**THE REQUEST**
Show every line in the records below that contains the word "يوسف".

**EXERCISE INPUTS**
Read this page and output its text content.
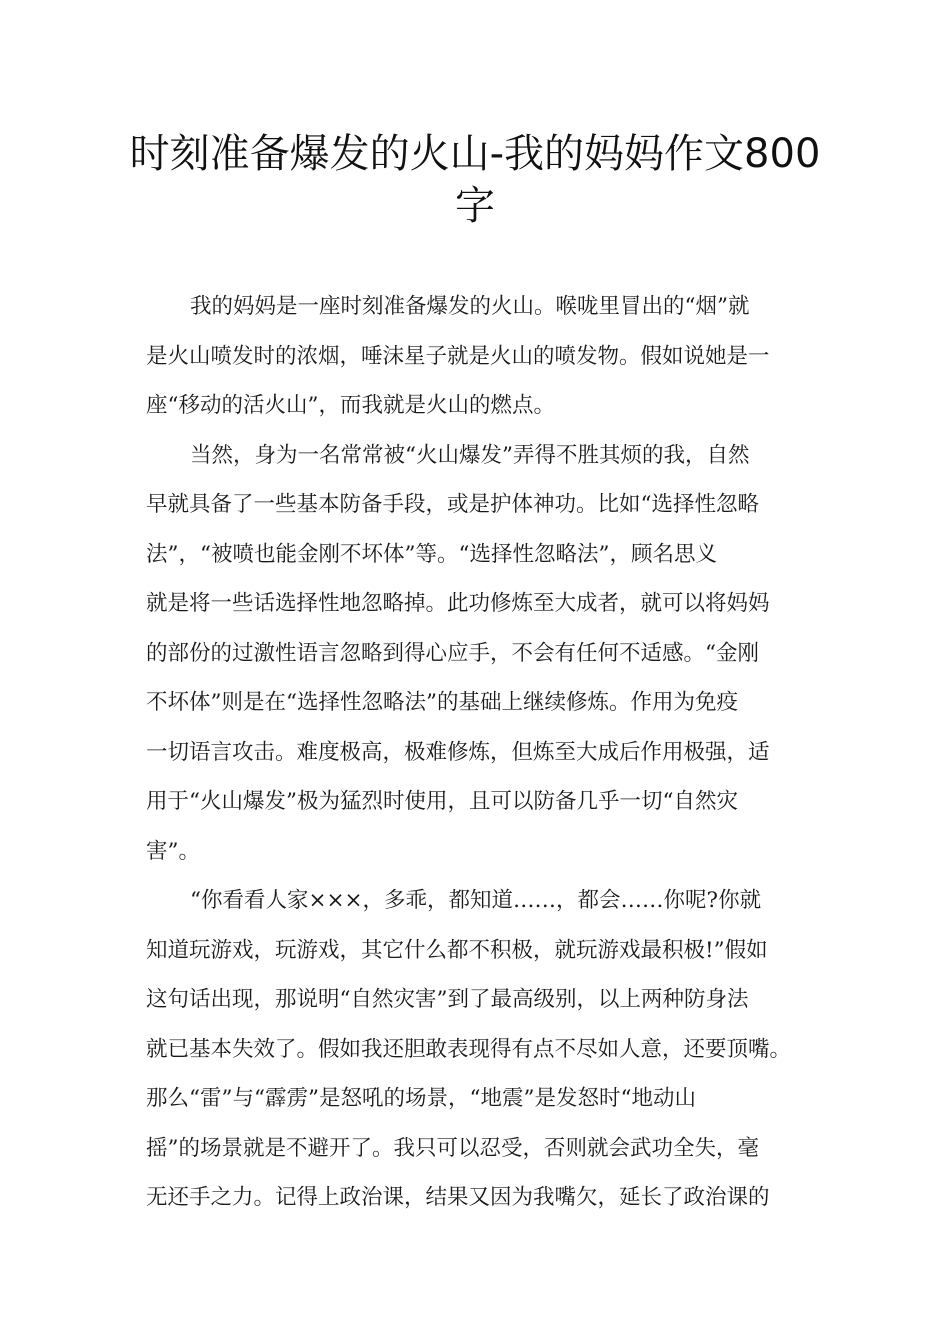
时刻准备爆发的火山-我的妈妈作文800
字
我的妈妈是一座时刻准备爆发的火山。喉咙里冒出的“烟”就
是火山喷发时的浓烟，唾沫星子就是火山的喷发物。假如说她是一
座“移动的活火山”，而我就是火山的燃点。
当然，身为一名常常被“火山爆发”弄得不胜其烦的我，自然
早就具备了一些基本防备手段，或是护体神功。比如“选择性忽略
法”，“被喷也能金刚不坏体”等。“选择性忽略法”，顾名思义
就是将一些话选择性地忽略掉。此功修炼至大成者，就可以将妈妈
的部份的过激性语言忽略到得心应手，不会有任何不适感。“金刚
不坏体”则是在“选择性忽略法”的基础上继续修炼。作用为免疫
一切语言攻击。难度极高，极难修炼，但炼至大成后作用极强，适
用于“火山爆发”极为猛烈时使用，且可以防备几乎一切“自然灾
害”。
“你看看人家×××，多乖，都知道……，都会……你呢?你就
知道玩游戏，玩游戏，其它什么都不积极，就玩游戏最积极!”假如
这句话出现，那说明“自然灾害”到了最高级别，以上两种防身法
就已基本失效了。假如我还胆敢表现得有点不尽如人意，还要顶嘴。
那么“雷”与“霹雳”是怒吼的场景，“地震”是发怒时“地动山
摇”的场景就是不避开了。我只可以忍受，否则就会武功全失，毫
无还手之力。记得上政治课，结果又因为我嘴欠，延长了政治课的
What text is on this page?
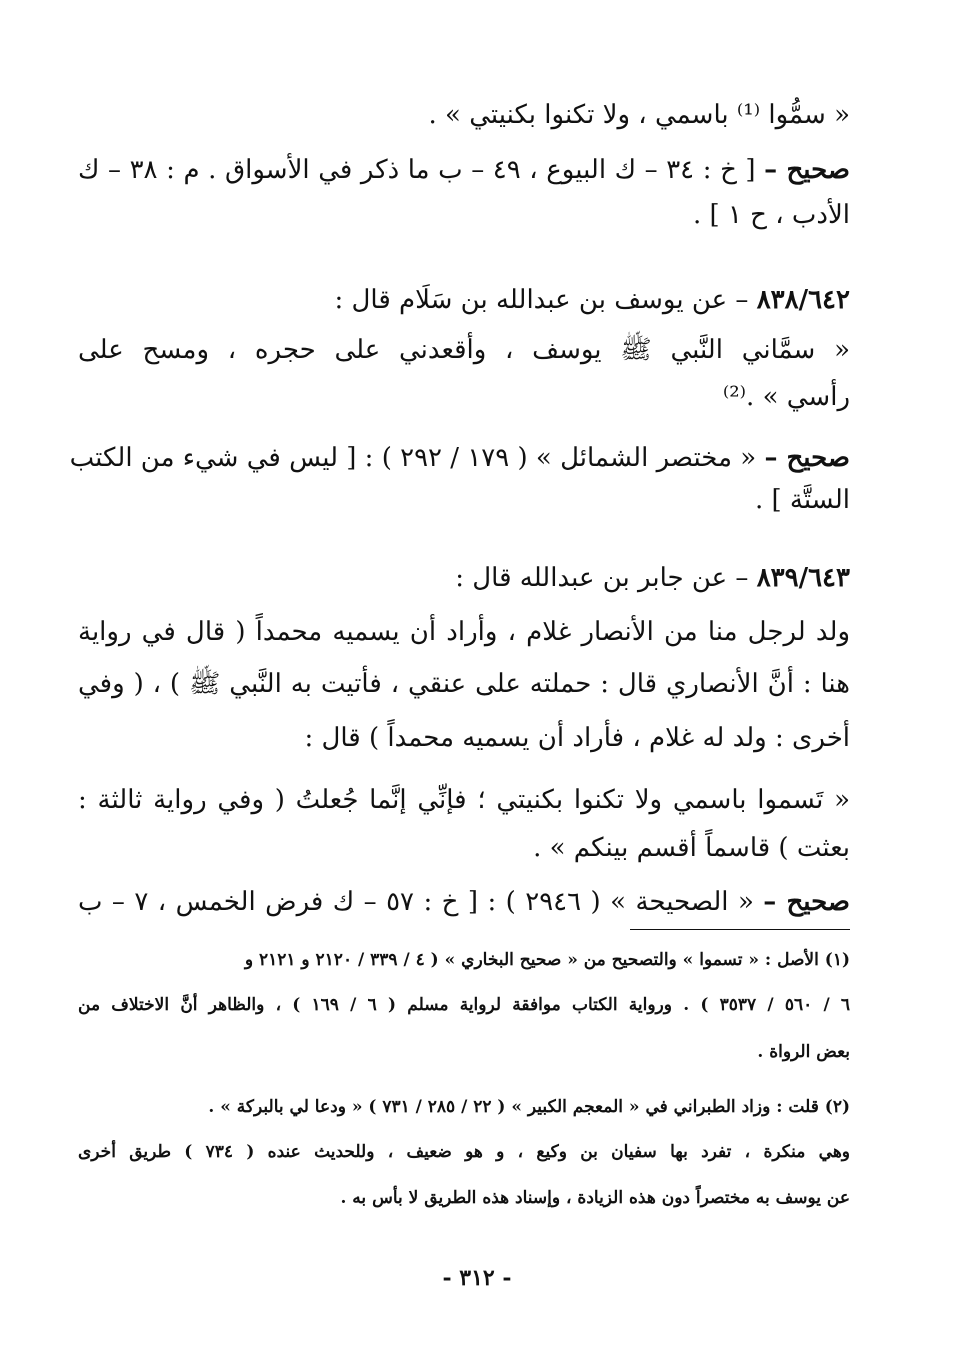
« سمُّوا ⁽¹⁾ باسمي ، ولا تكنوا بكنيتي » .
صحيح – [ خ : ٣٤ – ك البيوع ، ٤٩ – ب ما ذكر في الأسواق . م : ٣٨ – ك
الأدب ، ح ١ ] .
٨٣٨/٦٤٢ – عن يوسف بن عبدالله بن سَلَام قال :
« سمَّاني النَّبي ﷺ يوسف ، وأقعدني على حجره ، ومسح على
رأسي » .⁽²⁾
صحيح – « مختصر الشمائل » ( ١٧٩ / ٢٩٢ ) : [ ليس في شيء من الكتب
الستَّة ] .
٨٣٩/٦٤٣ – عن جابر بن عبدالله قال :
ولد لرجل منا من الأنصار غلام ، وأراد أن يسميه محمداً ( قال في رواية
هنا : أنَّ الأنصاري قال : حملته على عنقي ، فأتيت به النَّبي ﷺ ) ، ( وفي
أخرى : ولد له غلام ، فأراد أن يسميه محمداً ) قال :
« تَسموا باسمي ولا تكنوا بكنيتي ؛ فإنِّي إنَّما جُعلتُ ( وفي رواية ثالثة :
بعثت ) قاسماً أقسم بينكم » .
صحيح – « الصحيحة » ( ٢٩٤٦ ) : [ خ : ٥٧ – ك فرض الخمس ، ٧ – ب
(١) الأصل : « تسموا » والتصحيح من « صحيح البخاري » ( ٤ / ٣٣٩ / ٢١٢٠ و ٢١٢١ و
٦ / ٥٦٠ / ٣٥٣٧ ) . ورواية الكتاب موافقة لرواية مسلم ( ٦ / ١٦٩ ) ، والظاهر أنَّ الاختلاف من
بعض الرواة .
(٢) قلت : وزاد الطبراني في « المعجم الكبير » ( ٢٢ / ٢٨٥ / ٧٣١ ) « ودعا لي بالبركة » .
وهي منكرة ، تفرد بها سفيان بن وكيع ، و هو ضعيف ، وللحديث عنده ( ٧٣٤ ) طريق أخرى
عن يوسف به مختصراً دون هذه الزيادة ، وإسناد هذه الطريق لا بأس به .
- ٣١٢ -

**FINAL RESULT**
٨٣٨/٦٤٢ – عن يوسف بن عبدالله بن سَلَام قال :
« سمَّاني النَّبي ﷺ يوسف ، وأقعدني على حجره ، ومسح على
عن يوسف به مختصراً دون هذه الزيادة ، وإسناد هذه الطريق لا بأس به .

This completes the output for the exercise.